So, I could get an incoming NTLM authentication therefore it could be NTLM-relayed! 🏆 If only I had a ADWS server in Impacket, which was not the case yet… 😥
Before going further, here is how the Impacket NTLM-relay feature implementation is organized. Hats off to Dirk-jan Mollema (@_dirkjan) and Alberto Solino (@agsolino) for this modular design!
ADWS means Active Directory Web Services and is offered by domain controllers to interact with the domain instead of using more traditional protocols such as LDAP or RPC. The official PowerShell ActiveDirectory module notably uses it. You can learn more about ADWS and how to use it as programmer.
⚠️ The “Web Services” part of its name is misleading as it does not use HTTP at all since it is built upon WCF.
WCF / Net.TCP Binding? 🔗
WCF is “a unified programming model for building service-oriented applications” especially popular in .NET applications. ADWS uses specifically its NetTcpBinding (Net.TCP Binding) implementation. You can notice it when the “net.tcp://” scheme is used in URLs (and appears in clear at the beginning of the trafic). It is a binary protocol which is not yet widely supported by tools and libraries outside of .NET. And I had to implement enough of it in Python to complete the NTLM challenge-response… 😬
If we continue to dig (are you still following me?), it is built on two protocols published by Microsoft:
Since then, Uli H (@Pizza_4u) very kindly implemented it in Wireshark so we can finally easily analyze this traffic!
Three years after starting an implementation support for .NET Message Framing Protocol (MC-NMF) and MS-NNS has finally landed in @WiresharkNews. Will be available with upcoming 3.4 release. :-) Thanks @cnotin for sharing a capture file. https://t.co/bxckJiTJox pic.twitter.com/ydHp5x1IZ6— Uli H (@Pizza_4u) October 6, 2020
It isn’t applied automatically, so right-click on the traffic -> Decode As… In the window ensure that “TCP port” and “9389” are selected then in the right-hand side “Current” column, select “MC-NMF”. Apply with “OK” and it will look better (no need to search for MS-NNS, it will appear automatically)
I also found the Pentesting Webservices with Net.TCP Binding article by Timo (@bluec0re) who shared very useful Python code which inspired a lot my implementation:
NTLM Relaying can mitigated in several ways. We can distinguish between recommendations that can be applied on either sides.
- On the vulnerable application (which is the source of the authentication, the web app using AD cmdlets in our example):
- If possible, the user should not be allowed to choose the server to contact (and to which the client will authenticate). In the case of the app I was pentesting, there was no legimitate use case of passing the Server in the HTTP request. In a way it is similar to the easiest way of fixing SSRF: no more user supplied URL, no more vulnerability! 👌 Not always applicable though…
- Disable NTLM in clients: especially when contacting a domain controller, Kerberos will work fine and is not susceptible to NTLM relay.

● Data supplied
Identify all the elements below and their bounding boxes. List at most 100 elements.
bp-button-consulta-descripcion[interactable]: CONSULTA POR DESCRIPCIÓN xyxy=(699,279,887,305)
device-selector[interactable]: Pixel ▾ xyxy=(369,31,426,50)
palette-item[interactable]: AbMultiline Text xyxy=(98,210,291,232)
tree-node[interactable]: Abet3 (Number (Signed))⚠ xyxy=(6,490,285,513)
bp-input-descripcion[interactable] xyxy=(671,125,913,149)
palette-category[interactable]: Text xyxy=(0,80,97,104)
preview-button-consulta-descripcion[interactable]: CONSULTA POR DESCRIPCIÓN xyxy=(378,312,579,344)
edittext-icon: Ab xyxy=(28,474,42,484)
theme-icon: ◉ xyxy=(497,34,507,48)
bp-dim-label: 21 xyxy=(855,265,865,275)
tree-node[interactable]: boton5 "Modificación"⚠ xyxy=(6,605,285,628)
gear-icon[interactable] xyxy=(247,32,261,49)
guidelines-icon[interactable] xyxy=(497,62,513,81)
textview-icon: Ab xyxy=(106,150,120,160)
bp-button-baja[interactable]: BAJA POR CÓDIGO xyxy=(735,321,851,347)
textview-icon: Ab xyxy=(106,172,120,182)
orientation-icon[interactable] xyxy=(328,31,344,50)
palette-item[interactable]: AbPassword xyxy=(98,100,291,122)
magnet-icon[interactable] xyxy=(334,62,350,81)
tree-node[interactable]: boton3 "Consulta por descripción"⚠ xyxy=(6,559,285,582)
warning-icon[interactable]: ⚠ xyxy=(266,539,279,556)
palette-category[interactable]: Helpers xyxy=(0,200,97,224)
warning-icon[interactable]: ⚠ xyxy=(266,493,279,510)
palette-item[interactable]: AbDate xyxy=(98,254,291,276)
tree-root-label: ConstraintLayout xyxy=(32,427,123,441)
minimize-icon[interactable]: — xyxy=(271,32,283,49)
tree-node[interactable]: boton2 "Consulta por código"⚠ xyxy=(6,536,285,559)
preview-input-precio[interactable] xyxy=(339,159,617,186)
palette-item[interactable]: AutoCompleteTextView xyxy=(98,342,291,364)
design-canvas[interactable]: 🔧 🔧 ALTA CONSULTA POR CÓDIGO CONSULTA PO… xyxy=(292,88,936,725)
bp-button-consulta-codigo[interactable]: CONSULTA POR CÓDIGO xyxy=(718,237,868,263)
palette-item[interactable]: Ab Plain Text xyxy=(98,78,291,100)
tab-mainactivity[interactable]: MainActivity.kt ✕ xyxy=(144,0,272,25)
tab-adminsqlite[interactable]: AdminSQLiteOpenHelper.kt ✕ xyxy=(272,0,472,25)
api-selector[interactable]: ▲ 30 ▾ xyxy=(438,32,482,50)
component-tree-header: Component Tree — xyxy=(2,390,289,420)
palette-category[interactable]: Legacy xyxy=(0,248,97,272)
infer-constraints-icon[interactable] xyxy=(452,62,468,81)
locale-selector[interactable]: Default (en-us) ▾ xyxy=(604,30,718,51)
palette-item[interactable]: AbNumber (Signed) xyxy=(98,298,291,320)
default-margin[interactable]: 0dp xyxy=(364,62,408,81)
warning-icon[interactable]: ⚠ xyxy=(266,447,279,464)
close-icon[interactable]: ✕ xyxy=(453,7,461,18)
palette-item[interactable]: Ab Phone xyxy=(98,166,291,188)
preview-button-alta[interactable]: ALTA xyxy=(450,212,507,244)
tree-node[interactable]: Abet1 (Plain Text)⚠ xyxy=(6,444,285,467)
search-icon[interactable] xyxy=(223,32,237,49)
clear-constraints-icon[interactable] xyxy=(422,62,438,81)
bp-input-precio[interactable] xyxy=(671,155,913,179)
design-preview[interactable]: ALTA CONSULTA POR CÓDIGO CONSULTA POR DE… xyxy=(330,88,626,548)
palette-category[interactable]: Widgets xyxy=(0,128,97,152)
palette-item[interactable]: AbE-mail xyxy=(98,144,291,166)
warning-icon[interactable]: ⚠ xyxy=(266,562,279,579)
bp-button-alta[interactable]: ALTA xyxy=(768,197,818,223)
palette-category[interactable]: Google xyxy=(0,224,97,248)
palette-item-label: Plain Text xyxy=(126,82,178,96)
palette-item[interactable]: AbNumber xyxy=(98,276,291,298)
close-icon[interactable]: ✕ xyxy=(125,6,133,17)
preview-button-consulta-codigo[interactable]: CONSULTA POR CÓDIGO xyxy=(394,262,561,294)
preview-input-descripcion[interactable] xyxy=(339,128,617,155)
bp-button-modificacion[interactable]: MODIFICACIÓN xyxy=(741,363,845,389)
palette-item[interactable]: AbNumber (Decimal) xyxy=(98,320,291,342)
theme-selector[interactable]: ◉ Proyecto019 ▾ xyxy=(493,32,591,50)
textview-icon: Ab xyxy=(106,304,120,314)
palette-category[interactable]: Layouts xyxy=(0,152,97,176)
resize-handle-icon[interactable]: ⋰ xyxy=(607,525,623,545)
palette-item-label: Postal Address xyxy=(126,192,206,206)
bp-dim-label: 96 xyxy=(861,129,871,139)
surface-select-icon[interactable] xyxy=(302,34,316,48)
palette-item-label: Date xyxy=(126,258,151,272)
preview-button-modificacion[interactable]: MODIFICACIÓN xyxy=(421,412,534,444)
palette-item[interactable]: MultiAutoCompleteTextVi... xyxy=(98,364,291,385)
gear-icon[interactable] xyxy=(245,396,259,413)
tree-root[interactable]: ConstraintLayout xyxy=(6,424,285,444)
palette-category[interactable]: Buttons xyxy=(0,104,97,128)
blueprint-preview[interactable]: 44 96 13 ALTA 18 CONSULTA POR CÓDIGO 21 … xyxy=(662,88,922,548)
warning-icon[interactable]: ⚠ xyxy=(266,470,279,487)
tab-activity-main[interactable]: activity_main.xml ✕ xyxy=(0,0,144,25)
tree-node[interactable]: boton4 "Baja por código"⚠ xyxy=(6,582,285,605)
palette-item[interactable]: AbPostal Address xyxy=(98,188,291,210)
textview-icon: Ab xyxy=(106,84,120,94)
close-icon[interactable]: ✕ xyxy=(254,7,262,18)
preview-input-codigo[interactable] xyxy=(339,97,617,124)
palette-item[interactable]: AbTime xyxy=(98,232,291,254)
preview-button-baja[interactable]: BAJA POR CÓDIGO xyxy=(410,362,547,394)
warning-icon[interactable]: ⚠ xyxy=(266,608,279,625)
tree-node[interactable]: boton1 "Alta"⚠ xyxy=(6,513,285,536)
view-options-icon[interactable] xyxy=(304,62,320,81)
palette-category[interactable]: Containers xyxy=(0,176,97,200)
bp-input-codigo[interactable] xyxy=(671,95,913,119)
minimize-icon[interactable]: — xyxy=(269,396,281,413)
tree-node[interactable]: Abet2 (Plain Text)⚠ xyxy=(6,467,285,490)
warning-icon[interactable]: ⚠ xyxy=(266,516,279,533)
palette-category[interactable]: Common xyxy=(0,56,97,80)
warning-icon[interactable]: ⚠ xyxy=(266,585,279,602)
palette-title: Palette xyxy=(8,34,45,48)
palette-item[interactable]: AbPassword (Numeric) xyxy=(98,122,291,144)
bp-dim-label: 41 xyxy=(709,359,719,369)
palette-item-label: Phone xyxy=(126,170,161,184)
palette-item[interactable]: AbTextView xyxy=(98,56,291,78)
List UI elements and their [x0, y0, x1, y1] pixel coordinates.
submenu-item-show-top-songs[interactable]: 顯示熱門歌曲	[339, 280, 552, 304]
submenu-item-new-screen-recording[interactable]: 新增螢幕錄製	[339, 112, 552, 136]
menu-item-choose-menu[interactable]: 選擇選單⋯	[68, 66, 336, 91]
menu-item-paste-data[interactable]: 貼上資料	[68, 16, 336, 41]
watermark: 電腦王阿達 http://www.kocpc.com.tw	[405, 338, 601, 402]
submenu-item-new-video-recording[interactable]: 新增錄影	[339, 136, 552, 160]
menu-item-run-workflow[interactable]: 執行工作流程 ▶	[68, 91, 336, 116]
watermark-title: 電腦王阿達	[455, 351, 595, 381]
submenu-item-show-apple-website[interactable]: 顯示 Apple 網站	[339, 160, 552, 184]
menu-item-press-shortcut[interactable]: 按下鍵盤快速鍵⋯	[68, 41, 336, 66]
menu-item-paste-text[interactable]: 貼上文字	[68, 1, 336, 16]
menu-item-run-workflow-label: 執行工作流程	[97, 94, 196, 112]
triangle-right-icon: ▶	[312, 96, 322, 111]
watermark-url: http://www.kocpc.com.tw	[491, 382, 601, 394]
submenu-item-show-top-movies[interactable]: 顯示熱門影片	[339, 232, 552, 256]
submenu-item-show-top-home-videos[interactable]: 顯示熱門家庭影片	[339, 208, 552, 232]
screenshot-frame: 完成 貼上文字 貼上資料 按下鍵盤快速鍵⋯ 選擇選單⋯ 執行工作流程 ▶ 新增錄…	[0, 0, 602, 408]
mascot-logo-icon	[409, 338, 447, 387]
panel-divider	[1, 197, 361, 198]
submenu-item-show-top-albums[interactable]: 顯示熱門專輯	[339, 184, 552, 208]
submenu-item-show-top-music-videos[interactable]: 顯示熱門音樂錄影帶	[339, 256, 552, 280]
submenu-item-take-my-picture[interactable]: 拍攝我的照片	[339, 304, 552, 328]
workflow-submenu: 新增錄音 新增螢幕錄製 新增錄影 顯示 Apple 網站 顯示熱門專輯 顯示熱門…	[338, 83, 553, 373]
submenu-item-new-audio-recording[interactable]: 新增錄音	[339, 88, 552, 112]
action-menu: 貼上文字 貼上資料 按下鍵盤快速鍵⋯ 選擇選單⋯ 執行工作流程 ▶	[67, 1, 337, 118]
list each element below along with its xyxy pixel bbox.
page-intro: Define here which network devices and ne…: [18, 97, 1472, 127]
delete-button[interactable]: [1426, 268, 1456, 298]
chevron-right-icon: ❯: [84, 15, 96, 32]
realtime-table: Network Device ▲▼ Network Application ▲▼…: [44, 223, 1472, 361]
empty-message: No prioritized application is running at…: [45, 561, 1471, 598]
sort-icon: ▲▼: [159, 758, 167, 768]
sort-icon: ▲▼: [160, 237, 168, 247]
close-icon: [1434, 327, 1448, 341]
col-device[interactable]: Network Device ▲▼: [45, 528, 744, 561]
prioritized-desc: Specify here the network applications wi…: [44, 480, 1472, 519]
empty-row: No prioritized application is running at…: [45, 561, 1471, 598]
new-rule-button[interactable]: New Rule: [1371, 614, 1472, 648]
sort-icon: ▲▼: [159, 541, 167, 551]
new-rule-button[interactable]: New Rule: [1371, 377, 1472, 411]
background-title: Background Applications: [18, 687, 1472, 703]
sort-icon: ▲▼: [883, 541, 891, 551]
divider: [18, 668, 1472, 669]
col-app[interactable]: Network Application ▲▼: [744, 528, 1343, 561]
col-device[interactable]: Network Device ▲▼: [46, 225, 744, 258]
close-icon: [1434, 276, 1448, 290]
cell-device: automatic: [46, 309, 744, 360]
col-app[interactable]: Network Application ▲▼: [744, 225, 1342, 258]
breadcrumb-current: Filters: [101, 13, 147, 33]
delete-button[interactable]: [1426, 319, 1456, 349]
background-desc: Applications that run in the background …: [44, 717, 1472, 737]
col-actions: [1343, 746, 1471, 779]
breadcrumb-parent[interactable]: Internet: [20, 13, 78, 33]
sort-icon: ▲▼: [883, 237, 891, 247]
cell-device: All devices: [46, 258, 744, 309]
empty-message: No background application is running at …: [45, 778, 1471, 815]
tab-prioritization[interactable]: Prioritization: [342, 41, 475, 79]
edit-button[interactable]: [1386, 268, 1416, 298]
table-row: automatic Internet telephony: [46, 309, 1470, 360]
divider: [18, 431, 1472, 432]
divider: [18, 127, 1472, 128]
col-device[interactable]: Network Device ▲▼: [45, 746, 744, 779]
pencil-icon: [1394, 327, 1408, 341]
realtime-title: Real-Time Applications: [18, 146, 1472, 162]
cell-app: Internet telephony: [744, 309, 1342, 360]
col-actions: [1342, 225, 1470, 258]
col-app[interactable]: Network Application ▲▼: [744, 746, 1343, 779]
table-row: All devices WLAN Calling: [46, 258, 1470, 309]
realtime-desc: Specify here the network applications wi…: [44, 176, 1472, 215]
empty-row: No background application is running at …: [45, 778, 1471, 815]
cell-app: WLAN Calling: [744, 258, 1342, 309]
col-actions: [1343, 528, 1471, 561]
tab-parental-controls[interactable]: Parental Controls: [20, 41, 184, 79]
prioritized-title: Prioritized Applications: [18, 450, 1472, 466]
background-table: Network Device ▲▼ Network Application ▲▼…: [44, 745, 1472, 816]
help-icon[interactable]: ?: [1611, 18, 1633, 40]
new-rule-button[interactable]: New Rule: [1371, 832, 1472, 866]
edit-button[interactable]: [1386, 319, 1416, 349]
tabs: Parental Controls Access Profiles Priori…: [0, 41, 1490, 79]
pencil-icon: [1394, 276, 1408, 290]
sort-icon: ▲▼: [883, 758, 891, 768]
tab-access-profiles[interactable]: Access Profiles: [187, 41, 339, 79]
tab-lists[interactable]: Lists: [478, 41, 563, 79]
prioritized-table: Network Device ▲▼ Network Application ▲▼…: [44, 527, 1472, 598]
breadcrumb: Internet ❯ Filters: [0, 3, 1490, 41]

● Requirement
Write out the ADWS text again, beginning at the words "I also found" and stopping after "on either sides.", with "article" changed to "blog post".

● Exercise response
I also found the Pentesting Webservices with Net.TCP Binding blog post by Timo (@bluec0re) who shared very useful Python code which inspired a lot my implementation:
NTLM Relaying can mitigated in several ways. We can distinguish between recommendations that can be applied on either sides.